> **DO THIS**:
Wherever a line holds the string "Soil", copy that line.

------------------------

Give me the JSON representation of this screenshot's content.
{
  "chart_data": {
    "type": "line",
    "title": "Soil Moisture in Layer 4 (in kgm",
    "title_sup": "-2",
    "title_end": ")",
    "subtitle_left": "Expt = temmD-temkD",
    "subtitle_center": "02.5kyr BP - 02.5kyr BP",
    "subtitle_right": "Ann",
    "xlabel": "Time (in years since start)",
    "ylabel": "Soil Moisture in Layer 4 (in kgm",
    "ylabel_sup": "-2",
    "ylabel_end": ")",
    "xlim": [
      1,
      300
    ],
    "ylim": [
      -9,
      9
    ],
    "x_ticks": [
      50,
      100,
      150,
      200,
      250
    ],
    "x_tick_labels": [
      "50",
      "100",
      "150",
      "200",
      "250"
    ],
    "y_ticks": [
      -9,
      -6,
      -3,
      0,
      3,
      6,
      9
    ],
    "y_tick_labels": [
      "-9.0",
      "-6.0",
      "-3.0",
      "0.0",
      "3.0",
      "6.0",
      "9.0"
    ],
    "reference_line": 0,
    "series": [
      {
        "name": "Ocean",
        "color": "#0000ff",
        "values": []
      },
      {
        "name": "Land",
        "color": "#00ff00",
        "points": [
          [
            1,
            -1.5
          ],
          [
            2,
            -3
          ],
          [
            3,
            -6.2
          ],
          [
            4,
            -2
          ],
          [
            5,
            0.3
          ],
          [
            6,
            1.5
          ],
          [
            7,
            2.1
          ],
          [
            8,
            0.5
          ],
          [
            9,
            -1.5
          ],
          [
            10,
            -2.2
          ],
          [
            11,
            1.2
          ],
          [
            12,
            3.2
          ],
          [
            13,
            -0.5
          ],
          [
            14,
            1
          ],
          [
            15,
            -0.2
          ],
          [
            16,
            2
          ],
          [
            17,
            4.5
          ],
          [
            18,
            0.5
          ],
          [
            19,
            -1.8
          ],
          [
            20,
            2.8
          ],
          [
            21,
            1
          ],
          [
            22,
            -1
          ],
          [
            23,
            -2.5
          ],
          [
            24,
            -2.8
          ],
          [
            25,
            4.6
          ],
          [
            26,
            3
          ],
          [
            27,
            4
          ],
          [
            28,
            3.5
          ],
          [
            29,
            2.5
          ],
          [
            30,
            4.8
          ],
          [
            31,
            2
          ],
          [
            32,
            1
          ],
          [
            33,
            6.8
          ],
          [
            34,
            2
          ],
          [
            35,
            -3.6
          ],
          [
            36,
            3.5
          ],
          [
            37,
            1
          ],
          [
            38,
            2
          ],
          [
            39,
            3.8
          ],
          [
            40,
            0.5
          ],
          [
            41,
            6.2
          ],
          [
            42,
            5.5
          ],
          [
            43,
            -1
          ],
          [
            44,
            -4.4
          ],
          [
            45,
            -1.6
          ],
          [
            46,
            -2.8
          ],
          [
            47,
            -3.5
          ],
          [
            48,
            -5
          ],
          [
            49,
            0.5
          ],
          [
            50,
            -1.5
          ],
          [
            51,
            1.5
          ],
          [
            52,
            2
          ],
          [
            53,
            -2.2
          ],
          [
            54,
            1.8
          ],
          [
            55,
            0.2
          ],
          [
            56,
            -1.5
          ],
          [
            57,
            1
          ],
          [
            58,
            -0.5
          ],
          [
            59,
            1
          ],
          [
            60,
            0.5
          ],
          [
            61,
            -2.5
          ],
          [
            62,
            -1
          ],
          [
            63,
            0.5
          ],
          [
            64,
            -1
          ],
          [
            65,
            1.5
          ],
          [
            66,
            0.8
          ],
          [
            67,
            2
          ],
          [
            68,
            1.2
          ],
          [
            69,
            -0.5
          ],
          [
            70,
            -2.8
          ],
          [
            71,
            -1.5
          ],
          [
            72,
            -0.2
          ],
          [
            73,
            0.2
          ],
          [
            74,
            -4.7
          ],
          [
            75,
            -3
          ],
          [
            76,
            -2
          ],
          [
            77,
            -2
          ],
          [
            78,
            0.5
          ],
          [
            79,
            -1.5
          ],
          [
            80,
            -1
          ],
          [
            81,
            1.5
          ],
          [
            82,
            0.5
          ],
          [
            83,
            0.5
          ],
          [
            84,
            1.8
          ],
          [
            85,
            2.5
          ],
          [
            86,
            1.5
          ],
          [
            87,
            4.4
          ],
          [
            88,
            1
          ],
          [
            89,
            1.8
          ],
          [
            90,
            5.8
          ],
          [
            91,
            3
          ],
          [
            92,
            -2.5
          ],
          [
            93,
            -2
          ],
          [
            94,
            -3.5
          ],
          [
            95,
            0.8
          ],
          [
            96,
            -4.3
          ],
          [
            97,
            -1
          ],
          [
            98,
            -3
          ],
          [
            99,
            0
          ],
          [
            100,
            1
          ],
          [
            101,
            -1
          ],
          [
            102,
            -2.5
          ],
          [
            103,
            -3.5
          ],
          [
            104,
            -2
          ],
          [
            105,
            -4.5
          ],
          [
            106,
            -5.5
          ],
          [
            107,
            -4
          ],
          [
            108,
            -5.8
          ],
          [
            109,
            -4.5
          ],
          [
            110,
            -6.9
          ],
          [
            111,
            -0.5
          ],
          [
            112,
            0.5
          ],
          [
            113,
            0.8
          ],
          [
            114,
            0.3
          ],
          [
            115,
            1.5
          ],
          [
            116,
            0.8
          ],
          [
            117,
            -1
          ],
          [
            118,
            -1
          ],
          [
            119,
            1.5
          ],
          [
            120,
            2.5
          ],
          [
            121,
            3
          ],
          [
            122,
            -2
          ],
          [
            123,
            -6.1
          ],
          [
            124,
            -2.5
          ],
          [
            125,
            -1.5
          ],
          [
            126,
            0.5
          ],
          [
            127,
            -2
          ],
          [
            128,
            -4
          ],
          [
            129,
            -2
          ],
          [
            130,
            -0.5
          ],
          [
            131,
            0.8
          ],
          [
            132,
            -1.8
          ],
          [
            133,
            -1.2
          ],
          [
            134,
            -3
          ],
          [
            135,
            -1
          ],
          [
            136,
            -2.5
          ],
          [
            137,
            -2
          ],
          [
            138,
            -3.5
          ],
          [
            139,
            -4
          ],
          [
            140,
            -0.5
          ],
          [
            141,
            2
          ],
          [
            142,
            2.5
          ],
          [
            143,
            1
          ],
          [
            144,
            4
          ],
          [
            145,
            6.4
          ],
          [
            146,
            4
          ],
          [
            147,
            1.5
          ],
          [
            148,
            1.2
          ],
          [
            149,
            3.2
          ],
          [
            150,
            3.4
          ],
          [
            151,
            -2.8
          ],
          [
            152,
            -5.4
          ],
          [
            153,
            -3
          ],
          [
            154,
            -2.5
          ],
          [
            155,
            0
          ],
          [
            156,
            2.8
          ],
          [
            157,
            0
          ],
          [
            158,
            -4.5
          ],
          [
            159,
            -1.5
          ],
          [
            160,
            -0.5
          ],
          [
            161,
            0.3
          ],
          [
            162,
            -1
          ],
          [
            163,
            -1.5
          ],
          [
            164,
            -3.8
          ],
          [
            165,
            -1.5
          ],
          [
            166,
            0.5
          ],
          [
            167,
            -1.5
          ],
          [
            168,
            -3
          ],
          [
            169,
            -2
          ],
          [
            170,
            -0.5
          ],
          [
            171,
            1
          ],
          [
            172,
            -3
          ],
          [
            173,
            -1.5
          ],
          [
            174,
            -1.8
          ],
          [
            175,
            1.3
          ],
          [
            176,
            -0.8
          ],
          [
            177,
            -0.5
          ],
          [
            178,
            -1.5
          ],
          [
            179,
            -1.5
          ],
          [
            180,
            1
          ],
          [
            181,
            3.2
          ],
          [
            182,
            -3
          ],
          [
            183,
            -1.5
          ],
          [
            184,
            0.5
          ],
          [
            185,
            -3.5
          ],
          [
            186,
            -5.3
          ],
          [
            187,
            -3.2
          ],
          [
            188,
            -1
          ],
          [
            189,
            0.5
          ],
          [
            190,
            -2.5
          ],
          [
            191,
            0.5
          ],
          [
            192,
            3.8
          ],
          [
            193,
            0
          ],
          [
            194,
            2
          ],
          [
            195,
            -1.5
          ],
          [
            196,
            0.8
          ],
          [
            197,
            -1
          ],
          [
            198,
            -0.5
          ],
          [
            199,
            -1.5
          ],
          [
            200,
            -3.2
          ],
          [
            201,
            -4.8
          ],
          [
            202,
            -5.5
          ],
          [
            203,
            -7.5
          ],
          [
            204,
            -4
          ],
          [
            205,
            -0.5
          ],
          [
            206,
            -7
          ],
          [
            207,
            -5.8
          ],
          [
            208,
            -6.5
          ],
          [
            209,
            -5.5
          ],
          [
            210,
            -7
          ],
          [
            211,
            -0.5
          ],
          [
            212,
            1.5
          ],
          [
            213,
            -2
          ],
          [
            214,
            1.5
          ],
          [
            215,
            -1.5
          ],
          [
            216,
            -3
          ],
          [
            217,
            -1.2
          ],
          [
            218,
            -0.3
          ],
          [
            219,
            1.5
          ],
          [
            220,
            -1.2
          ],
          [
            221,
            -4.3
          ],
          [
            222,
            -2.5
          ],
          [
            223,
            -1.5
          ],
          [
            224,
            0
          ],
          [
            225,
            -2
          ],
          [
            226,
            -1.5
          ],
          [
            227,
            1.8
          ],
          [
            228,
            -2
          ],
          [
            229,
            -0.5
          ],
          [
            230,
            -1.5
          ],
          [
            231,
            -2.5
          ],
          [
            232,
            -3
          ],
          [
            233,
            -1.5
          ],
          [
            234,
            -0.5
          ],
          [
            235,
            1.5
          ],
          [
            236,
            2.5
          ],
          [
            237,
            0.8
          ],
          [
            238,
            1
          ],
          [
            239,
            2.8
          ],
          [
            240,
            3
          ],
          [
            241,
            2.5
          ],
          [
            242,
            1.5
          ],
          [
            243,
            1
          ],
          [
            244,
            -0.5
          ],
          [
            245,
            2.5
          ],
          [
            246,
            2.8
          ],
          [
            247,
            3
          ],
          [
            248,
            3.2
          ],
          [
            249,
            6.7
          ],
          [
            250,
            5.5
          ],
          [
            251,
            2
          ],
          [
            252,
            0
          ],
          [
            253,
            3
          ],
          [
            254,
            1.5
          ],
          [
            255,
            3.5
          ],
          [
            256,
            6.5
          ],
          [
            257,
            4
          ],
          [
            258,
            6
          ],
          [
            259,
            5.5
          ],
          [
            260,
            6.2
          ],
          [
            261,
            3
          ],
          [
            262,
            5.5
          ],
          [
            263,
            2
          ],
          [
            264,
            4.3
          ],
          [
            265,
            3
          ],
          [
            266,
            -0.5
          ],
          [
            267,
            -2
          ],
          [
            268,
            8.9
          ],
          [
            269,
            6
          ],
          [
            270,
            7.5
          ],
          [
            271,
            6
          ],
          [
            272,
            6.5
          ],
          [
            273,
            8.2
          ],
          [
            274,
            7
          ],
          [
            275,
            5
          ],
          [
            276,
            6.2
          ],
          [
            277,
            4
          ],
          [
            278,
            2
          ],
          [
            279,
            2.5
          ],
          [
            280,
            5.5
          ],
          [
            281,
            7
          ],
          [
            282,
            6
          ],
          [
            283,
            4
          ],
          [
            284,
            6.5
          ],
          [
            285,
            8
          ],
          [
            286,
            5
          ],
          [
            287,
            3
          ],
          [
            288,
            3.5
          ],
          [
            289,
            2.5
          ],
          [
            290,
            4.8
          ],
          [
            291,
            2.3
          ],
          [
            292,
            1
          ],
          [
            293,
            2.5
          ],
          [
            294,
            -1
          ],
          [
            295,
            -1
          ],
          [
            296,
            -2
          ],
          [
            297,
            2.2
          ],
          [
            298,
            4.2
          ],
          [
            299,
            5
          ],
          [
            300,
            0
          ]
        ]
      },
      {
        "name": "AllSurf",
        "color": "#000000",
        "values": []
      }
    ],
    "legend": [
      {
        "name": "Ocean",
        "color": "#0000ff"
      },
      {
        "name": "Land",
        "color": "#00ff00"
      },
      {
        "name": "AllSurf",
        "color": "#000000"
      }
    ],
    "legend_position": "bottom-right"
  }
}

------------------------

> **ANSWER TO THE TASK**:
    "title": "Soil Moisture in Layer 4 (in kgm",
    "ylabel": "Soil Moisture in Layer 4 (in kgm",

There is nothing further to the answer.